Figure collection entries:

════════════════════

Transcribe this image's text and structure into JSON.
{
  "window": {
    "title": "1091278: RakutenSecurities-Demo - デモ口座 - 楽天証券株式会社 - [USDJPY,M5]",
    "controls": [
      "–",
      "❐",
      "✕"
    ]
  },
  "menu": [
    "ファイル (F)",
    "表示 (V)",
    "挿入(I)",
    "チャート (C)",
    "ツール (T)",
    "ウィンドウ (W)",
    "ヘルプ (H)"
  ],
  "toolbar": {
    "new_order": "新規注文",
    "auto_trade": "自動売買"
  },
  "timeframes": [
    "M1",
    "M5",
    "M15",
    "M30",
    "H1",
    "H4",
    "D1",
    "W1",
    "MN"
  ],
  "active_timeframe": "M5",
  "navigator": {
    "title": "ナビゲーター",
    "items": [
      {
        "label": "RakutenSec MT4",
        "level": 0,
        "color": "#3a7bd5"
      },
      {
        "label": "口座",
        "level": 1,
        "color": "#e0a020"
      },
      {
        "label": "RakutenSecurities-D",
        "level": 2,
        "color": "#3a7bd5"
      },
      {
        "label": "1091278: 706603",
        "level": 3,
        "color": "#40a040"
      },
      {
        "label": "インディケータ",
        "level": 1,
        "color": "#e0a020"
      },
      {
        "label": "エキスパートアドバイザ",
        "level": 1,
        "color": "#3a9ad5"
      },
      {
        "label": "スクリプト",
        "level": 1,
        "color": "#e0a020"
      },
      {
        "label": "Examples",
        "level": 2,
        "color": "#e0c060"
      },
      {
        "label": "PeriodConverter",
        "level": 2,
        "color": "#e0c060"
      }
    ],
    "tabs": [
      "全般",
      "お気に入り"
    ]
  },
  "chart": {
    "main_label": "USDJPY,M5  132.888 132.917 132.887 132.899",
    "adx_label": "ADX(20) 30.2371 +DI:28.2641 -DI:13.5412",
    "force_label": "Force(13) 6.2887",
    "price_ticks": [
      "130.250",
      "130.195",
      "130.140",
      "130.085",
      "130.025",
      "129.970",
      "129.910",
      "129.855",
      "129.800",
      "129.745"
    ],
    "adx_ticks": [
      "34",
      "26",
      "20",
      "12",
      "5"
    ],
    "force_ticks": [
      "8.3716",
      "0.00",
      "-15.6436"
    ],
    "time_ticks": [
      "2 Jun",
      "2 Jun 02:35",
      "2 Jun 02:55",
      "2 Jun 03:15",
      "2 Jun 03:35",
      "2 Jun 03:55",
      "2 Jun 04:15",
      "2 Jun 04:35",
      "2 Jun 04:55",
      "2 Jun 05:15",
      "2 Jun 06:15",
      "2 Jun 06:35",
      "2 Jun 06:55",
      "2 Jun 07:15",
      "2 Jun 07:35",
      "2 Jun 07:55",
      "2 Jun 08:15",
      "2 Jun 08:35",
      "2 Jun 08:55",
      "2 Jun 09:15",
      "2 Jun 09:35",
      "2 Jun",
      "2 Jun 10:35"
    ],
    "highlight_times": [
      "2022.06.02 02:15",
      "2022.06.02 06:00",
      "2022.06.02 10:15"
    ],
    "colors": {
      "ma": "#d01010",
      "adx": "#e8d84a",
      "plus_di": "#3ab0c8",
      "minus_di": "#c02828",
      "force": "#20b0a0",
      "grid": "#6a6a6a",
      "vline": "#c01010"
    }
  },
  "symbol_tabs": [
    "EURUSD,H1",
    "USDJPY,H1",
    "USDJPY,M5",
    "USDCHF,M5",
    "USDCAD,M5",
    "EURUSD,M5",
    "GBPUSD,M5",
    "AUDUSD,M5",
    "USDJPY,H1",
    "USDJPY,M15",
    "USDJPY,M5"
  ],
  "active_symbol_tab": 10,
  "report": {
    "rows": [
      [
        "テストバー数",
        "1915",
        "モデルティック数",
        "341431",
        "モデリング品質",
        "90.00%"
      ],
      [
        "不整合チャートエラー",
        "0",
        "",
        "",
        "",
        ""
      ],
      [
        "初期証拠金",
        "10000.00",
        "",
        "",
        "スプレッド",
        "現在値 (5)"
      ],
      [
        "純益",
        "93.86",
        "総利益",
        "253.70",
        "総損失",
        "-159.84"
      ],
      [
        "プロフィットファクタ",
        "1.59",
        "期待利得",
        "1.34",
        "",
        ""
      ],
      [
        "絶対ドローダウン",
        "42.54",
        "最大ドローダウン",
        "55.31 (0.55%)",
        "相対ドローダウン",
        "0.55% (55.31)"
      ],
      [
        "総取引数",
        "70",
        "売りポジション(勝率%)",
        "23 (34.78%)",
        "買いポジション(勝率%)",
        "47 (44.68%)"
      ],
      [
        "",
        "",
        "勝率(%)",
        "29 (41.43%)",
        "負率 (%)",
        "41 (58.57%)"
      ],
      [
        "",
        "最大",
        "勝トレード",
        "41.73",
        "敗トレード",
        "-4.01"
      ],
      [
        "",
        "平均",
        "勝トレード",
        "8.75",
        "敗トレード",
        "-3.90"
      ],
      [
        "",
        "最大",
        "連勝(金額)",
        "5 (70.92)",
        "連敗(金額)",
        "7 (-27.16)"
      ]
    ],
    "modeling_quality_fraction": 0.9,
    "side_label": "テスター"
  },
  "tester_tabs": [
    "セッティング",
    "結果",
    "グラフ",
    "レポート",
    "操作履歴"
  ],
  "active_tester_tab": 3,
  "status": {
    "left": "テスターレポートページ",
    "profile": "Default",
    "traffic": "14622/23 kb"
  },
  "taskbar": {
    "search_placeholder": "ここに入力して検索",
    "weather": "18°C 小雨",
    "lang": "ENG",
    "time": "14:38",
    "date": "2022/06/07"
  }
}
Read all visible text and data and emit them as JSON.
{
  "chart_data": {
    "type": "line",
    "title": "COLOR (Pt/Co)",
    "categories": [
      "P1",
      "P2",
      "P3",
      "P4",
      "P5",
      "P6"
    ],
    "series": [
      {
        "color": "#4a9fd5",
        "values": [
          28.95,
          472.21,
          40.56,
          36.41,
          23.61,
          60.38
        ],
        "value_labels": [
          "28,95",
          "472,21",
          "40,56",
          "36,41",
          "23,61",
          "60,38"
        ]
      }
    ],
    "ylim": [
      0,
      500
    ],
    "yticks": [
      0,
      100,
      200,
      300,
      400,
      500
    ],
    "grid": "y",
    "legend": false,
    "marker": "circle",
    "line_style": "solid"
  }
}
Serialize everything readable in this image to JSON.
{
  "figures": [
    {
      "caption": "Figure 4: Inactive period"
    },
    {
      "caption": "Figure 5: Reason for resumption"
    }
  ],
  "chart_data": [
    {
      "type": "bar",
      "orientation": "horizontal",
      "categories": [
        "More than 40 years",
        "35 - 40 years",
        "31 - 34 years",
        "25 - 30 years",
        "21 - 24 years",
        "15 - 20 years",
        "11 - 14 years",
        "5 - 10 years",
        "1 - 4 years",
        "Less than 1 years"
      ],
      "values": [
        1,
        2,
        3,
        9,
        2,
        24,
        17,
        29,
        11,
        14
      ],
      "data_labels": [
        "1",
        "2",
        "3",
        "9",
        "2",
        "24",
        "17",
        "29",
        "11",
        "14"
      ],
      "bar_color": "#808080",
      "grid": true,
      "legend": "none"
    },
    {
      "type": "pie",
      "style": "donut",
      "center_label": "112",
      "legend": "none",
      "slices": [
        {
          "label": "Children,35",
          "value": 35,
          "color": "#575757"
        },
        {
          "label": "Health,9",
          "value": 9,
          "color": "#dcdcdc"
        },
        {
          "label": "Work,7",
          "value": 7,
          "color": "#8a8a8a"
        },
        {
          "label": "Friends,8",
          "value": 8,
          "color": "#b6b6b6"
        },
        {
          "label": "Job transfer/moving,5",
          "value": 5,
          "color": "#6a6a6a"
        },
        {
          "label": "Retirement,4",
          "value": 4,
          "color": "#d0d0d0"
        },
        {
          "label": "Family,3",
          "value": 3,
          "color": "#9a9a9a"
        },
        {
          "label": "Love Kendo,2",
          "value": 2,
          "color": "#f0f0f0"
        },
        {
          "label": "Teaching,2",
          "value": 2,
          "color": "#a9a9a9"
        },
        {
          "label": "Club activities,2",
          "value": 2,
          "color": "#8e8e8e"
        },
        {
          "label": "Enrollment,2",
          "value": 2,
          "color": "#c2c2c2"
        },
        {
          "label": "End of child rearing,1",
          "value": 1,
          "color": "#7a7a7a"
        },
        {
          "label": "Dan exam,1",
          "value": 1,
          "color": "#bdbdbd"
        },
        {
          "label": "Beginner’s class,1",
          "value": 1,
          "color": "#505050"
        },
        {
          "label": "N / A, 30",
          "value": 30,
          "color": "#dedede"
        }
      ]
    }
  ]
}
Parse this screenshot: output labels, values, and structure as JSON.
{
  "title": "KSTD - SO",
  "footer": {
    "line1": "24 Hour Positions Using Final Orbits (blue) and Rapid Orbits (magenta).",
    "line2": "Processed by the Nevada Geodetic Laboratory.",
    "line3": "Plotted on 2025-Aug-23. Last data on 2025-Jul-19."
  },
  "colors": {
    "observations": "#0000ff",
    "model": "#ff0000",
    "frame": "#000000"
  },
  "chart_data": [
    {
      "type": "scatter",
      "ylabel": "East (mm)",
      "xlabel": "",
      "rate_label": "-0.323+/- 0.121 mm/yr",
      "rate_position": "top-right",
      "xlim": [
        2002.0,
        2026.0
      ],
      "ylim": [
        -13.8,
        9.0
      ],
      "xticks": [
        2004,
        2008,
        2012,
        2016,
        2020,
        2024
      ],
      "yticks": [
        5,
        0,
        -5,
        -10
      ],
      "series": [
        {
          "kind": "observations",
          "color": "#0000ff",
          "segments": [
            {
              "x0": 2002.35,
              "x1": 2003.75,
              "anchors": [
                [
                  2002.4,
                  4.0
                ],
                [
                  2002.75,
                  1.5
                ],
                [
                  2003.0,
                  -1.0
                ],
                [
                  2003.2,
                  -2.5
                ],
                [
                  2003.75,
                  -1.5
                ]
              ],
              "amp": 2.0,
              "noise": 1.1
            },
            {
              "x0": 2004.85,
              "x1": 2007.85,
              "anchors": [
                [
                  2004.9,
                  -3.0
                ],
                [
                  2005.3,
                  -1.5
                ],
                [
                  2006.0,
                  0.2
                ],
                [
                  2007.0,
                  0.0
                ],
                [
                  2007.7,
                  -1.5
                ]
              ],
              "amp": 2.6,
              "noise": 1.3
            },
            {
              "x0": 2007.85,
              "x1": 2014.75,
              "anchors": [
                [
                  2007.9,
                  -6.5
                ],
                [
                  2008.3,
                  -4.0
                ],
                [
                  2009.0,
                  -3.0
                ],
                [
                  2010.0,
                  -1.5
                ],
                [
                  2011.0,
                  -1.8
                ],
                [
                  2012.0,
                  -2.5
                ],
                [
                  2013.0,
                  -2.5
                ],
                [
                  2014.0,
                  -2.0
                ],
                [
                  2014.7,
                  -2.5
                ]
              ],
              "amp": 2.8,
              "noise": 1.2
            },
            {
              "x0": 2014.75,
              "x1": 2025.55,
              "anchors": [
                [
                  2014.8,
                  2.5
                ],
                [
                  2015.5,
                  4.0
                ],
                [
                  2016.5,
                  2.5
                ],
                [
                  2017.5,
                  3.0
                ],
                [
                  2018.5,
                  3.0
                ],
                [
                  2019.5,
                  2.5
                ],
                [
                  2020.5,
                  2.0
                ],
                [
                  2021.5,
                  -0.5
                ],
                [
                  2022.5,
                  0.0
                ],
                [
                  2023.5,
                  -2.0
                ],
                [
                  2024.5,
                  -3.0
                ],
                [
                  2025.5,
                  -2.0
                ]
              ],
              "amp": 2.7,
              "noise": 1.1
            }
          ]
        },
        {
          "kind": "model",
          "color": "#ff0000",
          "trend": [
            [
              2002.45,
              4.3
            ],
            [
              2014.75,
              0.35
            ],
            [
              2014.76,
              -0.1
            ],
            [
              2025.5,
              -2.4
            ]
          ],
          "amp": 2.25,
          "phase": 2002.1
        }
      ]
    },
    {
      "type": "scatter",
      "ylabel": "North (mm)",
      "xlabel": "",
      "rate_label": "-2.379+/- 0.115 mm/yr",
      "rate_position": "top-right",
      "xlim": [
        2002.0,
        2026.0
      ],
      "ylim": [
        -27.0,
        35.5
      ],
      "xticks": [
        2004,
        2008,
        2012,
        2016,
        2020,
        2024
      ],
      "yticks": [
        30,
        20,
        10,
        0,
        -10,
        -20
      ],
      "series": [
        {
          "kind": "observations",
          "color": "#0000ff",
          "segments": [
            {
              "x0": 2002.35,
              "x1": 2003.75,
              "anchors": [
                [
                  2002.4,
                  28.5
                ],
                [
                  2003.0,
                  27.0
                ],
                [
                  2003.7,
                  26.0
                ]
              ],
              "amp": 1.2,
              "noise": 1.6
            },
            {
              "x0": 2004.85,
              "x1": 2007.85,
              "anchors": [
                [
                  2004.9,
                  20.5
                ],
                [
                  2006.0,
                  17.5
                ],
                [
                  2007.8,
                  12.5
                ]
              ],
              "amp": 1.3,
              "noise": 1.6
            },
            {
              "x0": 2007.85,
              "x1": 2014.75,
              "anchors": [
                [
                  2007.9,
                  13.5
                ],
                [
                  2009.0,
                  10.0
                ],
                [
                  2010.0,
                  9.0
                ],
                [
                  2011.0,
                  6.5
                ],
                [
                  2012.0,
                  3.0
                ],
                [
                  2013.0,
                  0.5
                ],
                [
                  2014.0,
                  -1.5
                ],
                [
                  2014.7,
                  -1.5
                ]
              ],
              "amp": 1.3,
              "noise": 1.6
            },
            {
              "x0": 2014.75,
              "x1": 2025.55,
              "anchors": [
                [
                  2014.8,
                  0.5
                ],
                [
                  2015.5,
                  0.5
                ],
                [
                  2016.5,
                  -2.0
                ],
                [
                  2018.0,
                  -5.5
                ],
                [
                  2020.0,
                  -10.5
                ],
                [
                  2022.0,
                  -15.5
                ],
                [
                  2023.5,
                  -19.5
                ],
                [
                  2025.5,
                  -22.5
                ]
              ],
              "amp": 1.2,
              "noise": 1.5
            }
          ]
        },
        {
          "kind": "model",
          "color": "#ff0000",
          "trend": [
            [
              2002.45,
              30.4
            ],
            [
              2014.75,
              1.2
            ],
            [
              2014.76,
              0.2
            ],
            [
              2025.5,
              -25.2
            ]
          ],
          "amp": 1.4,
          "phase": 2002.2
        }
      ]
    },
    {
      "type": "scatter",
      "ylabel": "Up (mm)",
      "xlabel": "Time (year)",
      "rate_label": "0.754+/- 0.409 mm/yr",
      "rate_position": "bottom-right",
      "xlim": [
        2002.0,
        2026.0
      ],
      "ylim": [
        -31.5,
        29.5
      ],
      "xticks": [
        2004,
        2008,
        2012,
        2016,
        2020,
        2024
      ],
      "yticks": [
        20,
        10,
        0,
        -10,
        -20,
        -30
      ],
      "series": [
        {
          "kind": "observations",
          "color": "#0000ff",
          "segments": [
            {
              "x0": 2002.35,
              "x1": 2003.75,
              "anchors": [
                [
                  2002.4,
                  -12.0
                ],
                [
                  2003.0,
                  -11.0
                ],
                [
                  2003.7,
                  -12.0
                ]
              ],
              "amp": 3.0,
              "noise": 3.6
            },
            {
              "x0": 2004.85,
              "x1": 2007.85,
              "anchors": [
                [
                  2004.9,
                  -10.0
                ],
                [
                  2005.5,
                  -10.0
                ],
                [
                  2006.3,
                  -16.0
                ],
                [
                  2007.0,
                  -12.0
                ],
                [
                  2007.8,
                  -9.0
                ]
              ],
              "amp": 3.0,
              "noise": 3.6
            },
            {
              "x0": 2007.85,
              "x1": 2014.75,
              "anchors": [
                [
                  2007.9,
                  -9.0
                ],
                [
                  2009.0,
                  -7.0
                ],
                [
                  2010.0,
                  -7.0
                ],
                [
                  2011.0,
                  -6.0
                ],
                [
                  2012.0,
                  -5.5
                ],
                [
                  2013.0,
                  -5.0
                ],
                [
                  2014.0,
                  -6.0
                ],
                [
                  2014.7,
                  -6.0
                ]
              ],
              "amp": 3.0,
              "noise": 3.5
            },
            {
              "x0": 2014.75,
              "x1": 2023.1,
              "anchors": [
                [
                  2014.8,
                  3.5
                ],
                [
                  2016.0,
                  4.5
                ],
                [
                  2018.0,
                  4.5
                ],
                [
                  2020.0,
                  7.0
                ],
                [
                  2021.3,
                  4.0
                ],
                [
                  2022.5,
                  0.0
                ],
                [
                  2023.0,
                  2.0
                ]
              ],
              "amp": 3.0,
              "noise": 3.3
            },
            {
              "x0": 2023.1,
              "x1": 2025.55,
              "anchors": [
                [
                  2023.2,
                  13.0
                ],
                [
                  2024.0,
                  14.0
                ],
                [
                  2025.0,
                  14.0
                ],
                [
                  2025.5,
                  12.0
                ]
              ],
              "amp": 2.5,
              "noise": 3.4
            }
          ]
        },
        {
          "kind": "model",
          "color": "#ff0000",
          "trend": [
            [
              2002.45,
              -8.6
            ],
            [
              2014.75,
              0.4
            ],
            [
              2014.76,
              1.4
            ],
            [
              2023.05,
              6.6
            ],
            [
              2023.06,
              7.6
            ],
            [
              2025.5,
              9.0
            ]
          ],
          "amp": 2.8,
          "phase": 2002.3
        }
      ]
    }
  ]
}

════════════════════

What you will do:
Return every line of the preceding records in which the word "ylabel" appears.

The answer:
      "ylabel": "East (mm)",
      "ylabel": "North (mm)",
      "ylabel": "Up (mm)",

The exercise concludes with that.